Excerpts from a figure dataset
------------------------

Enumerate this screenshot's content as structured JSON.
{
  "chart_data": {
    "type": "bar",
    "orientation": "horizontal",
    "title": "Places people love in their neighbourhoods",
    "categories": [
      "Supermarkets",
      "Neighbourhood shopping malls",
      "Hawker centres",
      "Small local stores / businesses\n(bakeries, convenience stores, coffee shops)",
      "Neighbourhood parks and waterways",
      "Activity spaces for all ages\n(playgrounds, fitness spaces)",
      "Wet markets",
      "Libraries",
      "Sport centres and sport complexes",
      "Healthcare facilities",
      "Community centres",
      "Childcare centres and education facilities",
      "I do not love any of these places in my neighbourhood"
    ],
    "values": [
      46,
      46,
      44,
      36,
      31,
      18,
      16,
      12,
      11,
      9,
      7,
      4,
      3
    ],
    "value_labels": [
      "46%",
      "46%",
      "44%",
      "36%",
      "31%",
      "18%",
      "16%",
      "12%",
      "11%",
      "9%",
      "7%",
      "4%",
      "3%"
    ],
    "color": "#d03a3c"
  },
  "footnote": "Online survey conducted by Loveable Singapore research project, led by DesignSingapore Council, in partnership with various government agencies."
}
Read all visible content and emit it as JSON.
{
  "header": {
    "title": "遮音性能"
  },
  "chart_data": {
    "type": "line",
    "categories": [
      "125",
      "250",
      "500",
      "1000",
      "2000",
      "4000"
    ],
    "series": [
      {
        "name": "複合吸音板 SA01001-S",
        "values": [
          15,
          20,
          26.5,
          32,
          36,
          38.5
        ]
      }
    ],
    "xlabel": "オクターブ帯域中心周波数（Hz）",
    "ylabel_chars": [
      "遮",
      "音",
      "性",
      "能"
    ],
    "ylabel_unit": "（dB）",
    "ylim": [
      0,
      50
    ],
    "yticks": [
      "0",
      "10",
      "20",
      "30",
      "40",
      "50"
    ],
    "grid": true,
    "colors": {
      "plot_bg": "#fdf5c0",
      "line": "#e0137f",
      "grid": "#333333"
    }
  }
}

------------------------

Report the number of lines of the listing above that hold the string "title", with no other text.

ANSWER FOR THIS EXERCISE
2